(Requirement):
Find and copy lines holding "chevron".

(Extracted entries):
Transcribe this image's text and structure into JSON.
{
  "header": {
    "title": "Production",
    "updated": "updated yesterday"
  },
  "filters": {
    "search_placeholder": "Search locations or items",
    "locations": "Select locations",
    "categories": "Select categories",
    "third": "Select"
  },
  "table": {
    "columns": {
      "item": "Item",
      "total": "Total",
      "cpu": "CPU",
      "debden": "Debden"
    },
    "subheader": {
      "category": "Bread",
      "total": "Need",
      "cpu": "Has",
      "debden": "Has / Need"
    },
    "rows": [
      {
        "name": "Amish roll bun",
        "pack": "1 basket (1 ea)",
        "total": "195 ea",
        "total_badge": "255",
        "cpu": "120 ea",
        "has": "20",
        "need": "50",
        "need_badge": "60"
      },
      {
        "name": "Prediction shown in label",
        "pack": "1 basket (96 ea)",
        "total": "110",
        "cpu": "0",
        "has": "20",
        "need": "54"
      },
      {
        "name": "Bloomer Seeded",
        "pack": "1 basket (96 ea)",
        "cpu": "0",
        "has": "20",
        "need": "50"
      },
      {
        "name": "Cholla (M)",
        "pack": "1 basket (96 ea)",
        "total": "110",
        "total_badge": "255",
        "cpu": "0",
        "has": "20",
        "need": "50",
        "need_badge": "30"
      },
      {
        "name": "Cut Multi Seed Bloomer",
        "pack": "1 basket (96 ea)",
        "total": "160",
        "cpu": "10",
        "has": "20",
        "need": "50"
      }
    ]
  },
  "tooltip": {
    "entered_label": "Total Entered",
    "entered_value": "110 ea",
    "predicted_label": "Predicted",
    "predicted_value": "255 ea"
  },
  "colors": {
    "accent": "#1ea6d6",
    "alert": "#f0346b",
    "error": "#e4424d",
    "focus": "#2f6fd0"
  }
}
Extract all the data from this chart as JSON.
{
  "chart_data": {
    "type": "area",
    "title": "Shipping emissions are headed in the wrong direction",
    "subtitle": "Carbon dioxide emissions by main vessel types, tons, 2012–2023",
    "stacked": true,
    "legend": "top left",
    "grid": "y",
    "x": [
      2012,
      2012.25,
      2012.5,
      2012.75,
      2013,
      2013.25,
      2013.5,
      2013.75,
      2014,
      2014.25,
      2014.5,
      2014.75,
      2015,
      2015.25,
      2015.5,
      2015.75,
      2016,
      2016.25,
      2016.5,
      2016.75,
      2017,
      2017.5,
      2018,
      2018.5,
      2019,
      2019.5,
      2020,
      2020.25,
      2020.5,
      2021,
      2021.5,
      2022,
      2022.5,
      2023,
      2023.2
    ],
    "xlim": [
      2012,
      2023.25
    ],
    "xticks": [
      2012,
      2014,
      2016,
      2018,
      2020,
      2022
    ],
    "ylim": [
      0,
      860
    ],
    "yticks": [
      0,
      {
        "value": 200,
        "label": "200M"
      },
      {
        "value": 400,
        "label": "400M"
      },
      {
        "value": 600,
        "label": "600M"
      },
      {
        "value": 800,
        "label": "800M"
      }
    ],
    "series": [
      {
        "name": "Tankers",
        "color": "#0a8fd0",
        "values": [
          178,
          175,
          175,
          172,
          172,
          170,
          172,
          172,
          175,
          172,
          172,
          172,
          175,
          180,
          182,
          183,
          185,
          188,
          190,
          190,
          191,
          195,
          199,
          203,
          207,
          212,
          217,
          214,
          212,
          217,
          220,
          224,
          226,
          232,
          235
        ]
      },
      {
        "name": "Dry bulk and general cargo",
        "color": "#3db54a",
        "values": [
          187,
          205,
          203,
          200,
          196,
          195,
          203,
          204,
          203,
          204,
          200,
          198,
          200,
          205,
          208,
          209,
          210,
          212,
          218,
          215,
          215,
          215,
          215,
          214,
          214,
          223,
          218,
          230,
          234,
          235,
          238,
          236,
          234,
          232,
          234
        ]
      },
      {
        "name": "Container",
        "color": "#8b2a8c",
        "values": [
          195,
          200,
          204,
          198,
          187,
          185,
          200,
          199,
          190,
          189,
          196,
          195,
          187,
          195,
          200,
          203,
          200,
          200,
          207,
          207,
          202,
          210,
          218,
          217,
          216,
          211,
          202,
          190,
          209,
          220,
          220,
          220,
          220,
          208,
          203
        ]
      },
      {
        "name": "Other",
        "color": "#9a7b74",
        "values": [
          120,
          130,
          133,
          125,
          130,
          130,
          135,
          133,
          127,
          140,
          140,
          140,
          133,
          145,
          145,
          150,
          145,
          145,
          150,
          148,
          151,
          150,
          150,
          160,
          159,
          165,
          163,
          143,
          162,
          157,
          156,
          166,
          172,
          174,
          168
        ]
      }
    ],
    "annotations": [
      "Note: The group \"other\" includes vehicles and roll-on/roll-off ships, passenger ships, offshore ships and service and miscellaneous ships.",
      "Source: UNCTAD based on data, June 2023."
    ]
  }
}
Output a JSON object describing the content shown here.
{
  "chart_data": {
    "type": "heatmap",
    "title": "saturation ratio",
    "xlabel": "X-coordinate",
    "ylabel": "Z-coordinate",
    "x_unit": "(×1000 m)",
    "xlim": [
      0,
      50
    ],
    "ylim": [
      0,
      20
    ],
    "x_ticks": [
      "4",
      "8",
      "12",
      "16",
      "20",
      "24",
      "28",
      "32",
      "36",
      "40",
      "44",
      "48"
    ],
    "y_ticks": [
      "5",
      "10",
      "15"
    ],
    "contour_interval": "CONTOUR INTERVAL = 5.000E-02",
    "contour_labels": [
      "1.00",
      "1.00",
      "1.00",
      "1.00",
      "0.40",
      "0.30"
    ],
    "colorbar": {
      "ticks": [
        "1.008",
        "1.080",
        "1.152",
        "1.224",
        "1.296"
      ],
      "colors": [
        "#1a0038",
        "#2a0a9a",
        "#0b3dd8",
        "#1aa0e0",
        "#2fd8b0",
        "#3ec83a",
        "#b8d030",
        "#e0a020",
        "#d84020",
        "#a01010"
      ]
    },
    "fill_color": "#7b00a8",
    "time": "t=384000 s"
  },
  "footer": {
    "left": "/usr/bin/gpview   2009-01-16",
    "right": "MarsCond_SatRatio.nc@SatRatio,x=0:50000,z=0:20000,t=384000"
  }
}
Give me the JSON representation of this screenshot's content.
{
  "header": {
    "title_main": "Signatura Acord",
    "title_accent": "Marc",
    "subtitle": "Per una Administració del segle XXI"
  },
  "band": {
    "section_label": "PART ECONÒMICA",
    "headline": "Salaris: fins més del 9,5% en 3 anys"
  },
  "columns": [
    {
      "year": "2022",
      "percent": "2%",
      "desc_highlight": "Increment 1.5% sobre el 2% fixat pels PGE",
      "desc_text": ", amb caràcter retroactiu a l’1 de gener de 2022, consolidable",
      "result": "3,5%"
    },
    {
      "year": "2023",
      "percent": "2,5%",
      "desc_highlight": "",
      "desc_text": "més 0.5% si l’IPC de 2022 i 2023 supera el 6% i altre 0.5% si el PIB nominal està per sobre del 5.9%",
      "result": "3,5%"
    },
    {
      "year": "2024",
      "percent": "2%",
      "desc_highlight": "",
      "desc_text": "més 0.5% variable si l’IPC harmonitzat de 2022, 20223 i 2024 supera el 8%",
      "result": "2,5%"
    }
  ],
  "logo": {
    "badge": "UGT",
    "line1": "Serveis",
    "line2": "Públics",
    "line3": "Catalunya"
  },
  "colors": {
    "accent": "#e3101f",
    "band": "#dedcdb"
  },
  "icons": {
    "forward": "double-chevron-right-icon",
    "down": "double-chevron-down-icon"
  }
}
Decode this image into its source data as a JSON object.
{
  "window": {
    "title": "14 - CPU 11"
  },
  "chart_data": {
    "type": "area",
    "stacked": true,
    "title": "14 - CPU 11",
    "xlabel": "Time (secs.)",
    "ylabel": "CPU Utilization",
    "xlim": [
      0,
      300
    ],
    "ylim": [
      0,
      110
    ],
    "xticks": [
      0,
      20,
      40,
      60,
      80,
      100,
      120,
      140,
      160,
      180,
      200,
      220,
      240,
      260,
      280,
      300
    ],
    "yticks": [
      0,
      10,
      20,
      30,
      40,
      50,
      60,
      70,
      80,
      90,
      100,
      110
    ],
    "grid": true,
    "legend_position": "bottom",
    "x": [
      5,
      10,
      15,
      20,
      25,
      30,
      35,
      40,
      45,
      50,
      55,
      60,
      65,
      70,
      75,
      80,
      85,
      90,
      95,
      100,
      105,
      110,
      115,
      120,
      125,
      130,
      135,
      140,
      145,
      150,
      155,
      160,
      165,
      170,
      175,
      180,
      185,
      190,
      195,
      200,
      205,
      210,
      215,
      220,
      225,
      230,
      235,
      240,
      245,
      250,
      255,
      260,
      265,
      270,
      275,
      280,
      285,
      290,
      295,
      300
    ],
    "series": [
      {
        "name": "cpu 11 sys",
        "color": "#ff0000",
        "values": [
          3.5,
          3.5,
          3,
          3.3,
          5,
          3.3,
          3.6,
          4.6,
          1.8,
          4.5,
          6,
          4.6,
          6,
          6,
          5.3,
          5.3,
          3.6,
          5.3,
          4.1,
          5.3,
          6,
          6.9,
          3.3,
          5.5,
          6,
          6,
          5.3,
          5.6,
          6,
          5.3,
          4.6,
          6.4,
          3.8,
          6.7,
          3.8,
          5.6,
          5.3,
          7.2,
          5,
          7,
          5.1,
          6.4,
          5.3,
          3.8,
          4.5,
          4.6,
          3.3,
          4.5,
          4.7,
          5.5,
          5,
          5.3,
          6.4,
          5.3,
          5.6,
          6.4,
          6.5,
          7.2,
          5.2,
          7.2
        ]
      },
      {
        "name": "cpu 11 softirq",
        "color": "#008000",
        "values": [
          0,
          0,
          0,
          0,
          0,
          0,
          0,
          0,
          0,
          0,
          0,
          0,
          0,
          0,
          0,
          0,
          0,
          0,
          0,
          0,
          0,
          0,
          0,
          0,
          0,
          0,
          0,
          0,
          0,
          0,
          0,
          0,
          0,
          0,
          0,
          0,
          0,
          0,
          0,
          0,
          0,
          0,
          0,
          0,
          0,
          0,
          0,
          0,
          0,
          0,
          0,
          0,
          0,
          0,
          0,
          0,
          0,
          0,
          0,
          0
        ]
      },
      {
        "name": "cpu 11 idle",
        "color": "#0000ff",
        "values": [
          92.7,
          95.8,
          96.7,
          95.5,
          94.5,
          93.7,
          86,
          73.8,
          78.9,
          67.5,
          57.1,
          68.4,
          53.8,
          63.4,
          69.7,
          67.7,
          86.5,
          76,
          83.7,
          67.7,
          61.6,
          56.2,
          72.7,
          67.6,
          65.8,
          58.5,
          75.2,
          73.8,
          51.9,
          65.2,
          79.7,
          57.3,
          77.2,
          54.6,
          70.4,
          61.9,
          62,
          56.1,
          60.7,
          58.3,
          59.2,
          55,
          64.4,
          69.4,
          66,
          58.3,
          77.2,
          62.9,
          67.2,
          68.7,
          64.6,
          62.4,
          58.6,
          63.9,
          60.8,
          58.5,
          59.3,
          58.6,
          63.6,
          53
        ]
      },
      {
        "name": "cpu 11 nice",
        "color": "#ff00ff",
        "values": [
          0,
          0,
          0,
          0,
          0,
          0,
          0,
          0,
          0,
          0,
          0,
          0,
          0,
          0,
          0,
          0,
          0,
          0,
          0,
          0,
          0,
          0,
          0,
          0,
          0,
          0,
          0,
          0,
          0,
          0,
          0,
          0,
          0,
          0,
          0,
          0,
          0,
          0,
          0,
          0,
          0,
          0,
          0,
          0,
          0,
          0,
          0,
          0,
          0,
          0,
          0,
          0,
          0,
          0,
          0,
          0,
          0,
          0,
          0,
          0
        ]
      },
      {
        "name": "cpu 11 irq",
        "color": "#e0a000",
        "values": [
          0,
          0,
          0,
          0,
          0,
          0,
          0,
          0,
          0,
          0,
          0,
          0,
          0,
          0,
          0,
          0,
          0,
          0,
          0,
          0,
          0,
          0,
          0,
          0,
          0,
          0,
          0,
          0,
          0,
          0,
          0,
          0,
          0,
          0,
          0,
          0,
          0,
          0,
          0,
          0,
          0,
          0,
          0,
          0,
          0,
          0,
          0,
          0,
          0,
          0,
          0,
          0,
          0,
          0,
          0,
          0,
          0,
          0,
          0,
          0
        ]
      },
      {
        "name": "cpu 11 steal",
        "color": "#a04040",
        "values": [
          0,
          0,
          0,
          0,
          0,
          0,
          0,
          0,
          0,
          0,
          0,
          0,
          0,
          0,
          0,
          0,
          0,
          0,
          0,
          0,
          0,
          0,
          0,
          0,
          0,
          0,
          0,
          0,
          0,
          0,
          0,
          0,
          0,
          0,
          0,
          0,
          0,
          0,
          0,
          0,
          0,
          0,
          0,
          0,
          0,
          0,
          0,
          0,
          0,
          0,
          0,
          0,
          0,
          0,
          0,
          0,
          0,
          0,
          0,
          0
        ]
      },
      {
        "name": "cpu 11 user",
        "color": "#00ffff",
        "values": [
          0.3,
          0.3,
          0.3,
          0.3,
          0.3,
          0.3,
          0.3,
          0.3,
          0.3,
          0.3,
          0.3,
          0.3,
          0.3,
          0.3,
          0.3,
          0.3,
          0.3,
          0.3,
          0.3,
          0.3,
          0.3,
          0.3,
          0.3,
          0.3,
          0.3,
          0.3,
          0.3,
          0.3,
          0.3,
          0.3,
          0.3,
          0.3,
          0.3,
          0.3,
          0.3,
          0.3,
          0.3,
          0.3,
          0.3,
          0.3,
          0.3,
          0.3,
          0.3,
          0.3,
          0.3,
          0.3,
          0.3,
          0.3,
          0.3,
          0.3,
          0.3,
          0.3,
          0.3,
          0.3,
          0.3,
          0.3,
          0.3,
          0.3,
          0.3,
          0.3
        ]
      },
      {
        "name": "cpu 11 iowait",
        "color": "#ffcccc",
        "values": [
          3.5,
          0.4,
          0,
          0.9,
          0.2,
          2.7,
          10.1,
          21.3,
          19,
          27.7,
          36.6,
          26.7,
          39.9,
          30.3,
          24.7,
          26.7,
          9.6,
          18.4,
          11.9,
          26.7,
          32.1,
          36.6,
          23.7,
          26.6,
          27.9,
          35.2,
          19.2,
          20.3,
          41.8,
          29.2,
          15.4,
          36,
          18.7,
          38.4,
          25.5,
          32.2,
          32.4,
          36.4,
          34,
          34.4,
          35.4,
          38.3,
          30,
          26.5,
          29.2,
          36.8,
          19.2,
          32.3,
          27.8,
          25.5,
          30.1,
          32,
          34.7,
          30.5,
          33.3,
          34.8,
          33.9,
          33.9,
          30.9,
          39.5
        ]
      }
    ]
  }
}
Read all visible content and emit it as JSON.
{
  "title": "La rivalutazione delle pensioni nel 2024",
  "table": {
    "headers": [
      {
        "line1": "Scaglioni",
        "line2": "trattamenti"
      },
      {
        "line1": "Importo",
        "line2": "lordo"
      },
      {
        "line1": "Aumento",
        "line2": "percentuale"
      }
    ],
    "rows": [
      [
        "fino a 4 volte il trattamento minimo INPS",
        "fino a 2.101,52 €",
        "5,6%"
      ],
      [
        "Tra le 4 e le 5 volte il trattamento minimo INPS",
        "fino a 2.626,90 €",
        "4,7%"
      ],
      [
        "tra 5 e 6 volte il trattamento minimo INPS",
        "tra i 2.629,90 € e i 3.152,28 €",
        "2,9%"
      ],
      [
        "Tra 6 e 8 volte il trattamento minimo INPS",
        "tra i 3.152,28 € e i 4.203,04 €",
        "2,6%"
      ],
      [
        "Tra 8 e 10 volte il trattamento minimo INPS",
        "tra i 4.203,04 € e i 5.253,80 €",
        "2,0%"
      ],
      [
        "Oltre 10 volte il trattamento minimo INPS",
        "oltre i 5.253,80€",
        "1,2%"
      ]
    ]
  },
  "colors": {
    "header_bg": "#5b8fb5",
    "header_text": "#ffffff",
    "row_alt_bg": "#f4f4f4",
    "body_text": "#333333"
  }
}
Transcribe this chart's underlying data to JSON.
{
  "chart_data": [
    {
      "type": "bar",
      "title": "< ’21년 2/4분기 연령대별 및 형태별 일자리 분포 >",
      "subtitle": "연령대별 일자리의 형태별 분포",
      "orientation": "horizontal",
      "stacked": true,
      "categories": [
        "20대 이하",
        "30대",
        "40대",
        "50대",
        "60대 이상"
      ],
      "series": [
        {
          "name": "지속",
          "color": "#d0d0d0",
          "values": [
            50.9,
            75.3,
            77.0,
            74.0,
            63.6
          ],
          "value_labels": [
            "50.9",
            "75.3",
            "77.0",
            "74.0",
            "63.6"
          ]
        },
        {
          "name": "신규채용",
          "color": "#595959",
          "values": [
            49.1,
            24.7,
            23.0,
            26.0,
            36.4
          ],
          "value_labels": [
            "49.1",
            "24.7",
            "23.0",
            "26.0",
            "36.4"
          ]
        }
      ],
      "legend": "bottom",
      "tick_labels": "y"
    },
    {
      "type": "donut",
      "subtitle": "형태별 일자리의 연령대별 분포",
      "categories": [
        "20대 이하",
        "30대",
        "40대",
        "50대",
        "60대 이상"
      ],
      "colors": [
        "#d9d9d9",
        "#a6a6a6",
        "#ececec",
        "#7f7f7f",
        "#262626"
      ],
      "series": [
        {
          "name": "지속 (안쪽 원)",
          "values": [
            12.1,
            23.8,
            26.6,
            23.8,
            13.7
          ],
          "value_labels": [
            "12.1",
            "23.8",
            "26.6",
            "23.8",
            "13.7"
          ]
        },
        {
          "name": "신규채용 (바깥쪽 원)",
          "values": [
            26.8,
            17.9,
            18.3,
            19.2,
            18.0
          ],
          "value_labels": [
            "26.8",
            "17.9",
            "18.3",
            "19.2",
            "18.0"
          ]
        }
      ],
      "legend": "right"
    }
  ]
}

(Correct answer):
    "forward": "double-chevron-right-icon",
    "down": "double-chevron-down-icon"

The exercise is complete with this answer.